__The data__:

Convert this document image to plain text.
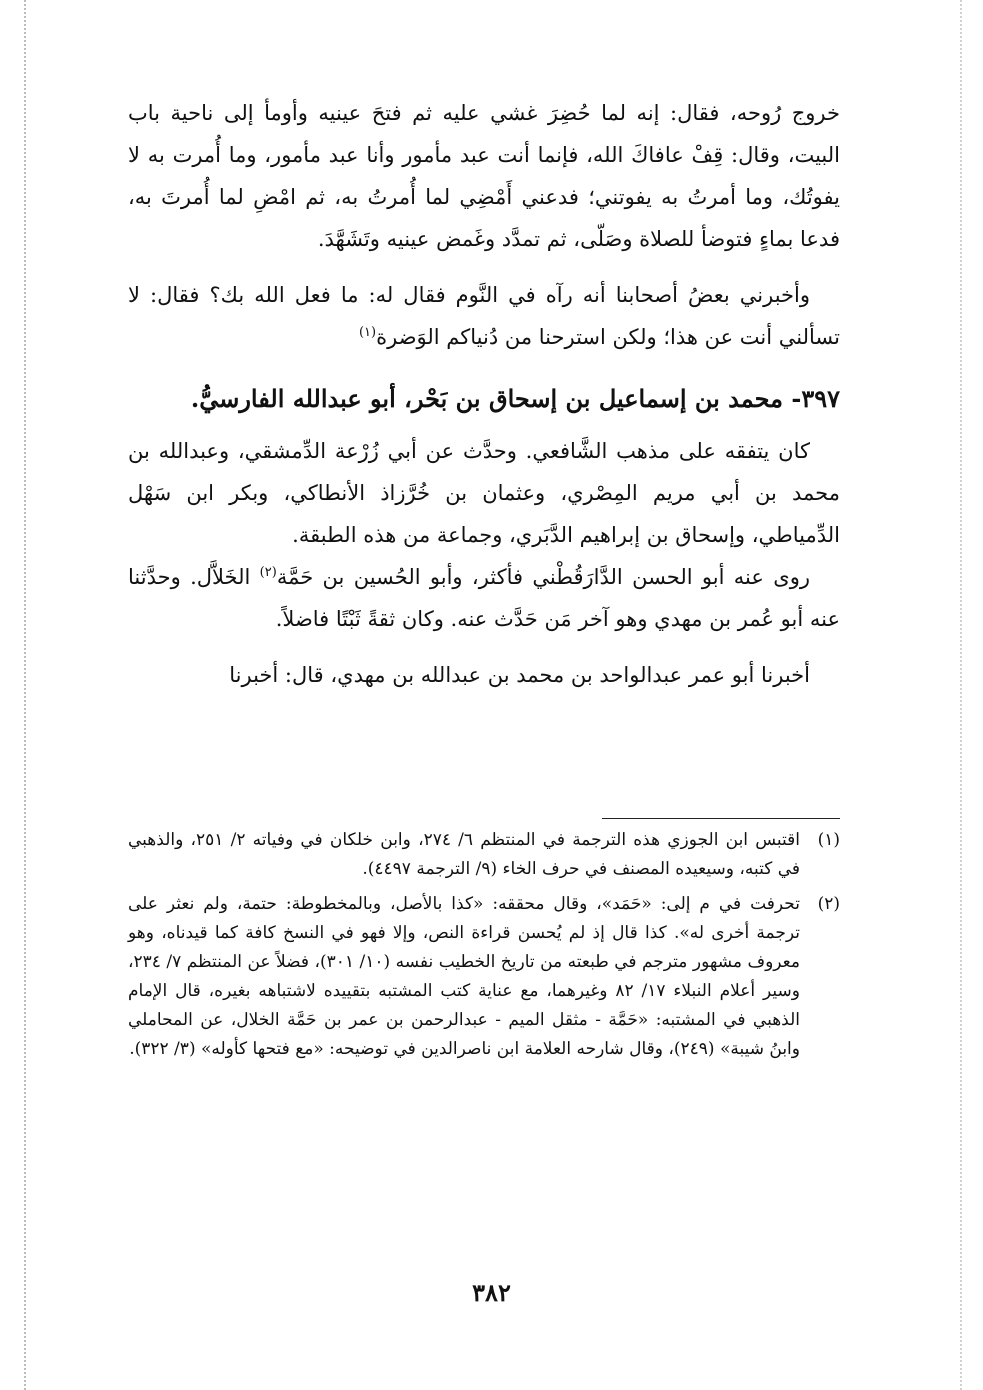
خروج رُوحه، فقال: إنه لما حُضِرَ غشي عليه ثم فتحَ عينيه وأومأ إلى ناحية باب البيت، وقال: قِفْ عافاكَ الله، فإنما أنت عبد مأمور وأنا عبد مأمور، وما أُمرت به لا يفوتُك، وما أمرتُ به يفوتني؛ فدعني أَمْضِي لما أُمرتُ به، ثم امْضِ لما أُمرتَ به، فدعا بماءٍ فتوضأ للصلاة وصَلّى، ثم تمدَّد وغَمض عينيه وتَشَهَّدَ.

وأخبرني بعضُ أصحابنا أنه رآه في النَّوم فقال له: ما فعل الله بك؟ فقال: لا تسألني أنت عن هذا؛ ولكن استرحنا من دُنياكم الوَضرة$^{(١)}$

٣٩٧- محمد بن إسماعيل بن إسحاق بن بَحْر، أبو عبدالله الفارسيُّ.

كان يتفقه على مذهب الشَّافعي. وحدَّث عن أبي زُرْعة الدِّمشقي، وعبدالله بن محمد بن أبي مريم المِصْري، وعثمان بن خُرَّزاذ الأنطاكي، وبكر ابن سَهْل الدِّمياطي، وإسحاق بن إبراهيم الدَّبَري، وجماعة من هذه الطبقة.

روى عنه أبو الحسن الدَّارَقُطْني فأكثر، وأبو الحُسين بن حَمَّة$^{(٢)}$ الخَلاَّل. وحدَّثنا عنه أبو عُمر بن مهدي وهو آخر مَن حَدَّث عنه. وكان ثقةً ثَبْتًا فاضلاً.

أخبرنا أبو عمر عبدالواحد بن محمد بن عبدالله بن مهدي، قال: أخبرنا

(١)
اقتبس ابن الجوزي هذه الترجمة في المنتظم ٦/ ٢٧٤، وابن خلكان في وفياته ٢/ ٢٥١، والذهبي في كتبه، وسيعيده المصنف في حرف الخاء (٩/ الترجمة ٤٤٩٧).
(٢)
تحرفت في م إلى: «حَمَد»، وقال محققه: «كذا بالأصل، وبالمخطوطة: حتمة، ولم نعثر على ترجمة أخرى له». كذا قال إذ لم يُحسن قراءة النص، وإلا فهو في النسخ كافة كما قيدناه، وهو معروف مشهور مترجم في طبعته من تاريخ الخطيب نفسه (١٠/ ٣٠١)، فضلاً عن المنتظم ٧/ ٢٣٤، وسير أعلام النبلاء ١٧/ ٨٢ وغيرهما، مع عناية كتب المشتبه بتقييده لاشتباهه بغيره، قال الإمام الذهبي في المشتبه: «حَمَّة - مثقل الميم - عبدالرحمن بن عمر بن حَمَّة الخلال، عن المحاملي وابنُ شيبة» (٢٤٩)، وقال شارحه العلامة ابن ناصرالدين في توضيحه: «مع فتحها كأوله» (٣/ ٣٢٢).
٣٨٢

__Written instruction__: Note each line of the entries that has "محمد" in it, and copy those lines.

__Written reply__:
٣٩٧- محمد بن إسماعيل بن إسحاق بن بَحْر، أبو عبدالله الفارسيُّ.
كان يتفقه على مذهب الشَّافعي. وحدَّث عن أبي زُرْعة الدِّمشقي، وعبدالله بن محمد بن أبي مريم المِصْري، وعثمان بن خُرَّزاذ الأنطاكي، وبكر ابن سَهْل الدِّمياطي، وإسحاق بن إبراهيم الدَّبَري، وجماعة من هذه الطبقة.
أخبرنا أبو عمر عبدالواحد بن محمد بن عبدالله بن مهدي، قال: أخبرنا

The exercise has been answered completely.